>>

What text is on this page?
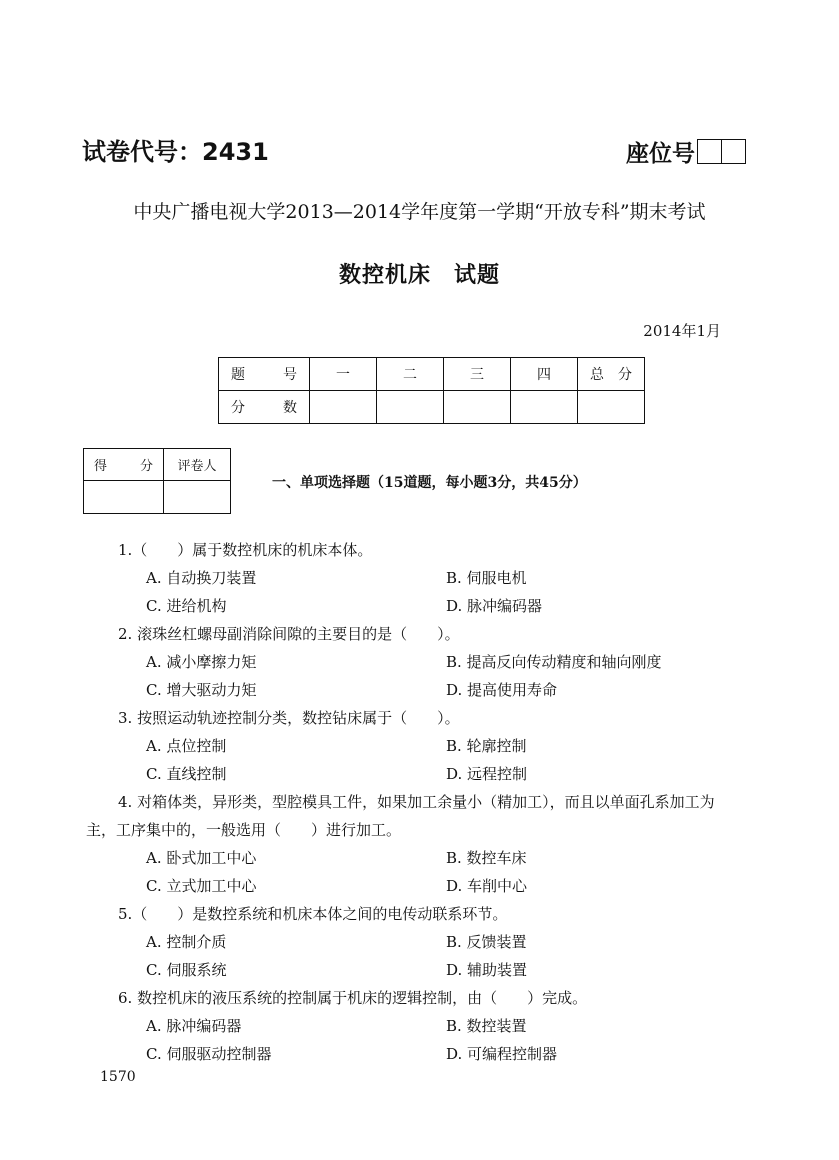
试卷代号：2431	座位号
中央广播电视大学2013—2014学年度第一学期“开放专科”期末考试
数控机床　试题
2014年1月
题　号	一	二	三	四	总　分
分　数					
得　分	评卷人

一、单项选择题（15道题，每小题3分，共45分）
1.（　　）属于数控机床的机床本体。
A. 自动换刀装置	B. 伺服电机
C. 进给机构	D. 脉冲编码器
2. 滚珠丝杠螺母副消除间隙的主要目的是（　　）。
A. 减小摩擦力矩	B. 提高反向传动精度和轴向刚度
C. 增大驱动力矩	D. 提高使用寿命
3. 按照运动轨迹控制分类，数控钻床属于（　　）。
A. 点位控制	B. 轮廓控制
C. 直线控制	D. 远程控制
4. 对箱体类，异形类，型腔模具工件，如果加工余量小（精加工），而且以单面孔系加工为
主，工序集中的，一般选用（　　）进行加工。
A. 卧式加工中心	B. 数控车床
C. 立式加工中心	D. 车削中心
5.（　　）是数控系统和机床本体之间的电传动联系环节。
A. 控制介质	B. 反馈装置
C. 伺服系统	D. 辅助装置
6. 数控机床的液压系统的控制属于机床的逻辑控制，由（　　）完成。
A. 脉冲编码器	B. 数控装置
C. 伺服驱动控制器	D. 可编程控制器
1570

<<

:: Set exercise ::
All records must be output exactly as they are, except for the pictures, which are left out.

:: Written response ::
What text is on this page?
试卷代号：2431	座位号
中央广播电视大学2013—2014学年度第一学期“开放专科”期末考试
数控机床　试题
2014年1月
题　号	一	二	三	四	总　分
分　数					
得　分	评卷人

一、单项选择题（15道题，每小题3分，共45分）
1.（　　）属于数控机床的机床本体。
A. 自动换刀装置	B. 伺服电机
C. 进给机构	D. 脉冲编码器
2. 滚珠丝杠螺母副消除间隙的主要目的是（　　）。
A. 减小摩擦力矩	B. 提高反向传动精度和轴向刚度
C. 增大驱动力矩	D. 提高使用寿命
3. 按照运动轨迹控制分类，数控钻床属于（　　）。
A. 点位控制	B. 轮廓控制
C. 直线控制	D. 远程控制
4. 对箱体类，异形类，型腔模具工件，如果加工余量小（精加工），而且以单面孔系加工为
主，工序集中的，一般选用（　　）进行加工。
A. 卧式加工中心	B. 数控车床
C. 立式加工中心	D. 车削中心
5.（　　）是数控系统和机床本体之间的电传动联系环节。
A. 控制介质	B. 反馈装置
C. 伺服系统	D. 辅助装置
6. 数控机床的液压系统的控制属于机床的逻辑控制，由（　　）完成。
A. 脉冲编码器	B. 数控装置
C. 伺服驱动控制器	D. 可编程控制器
1570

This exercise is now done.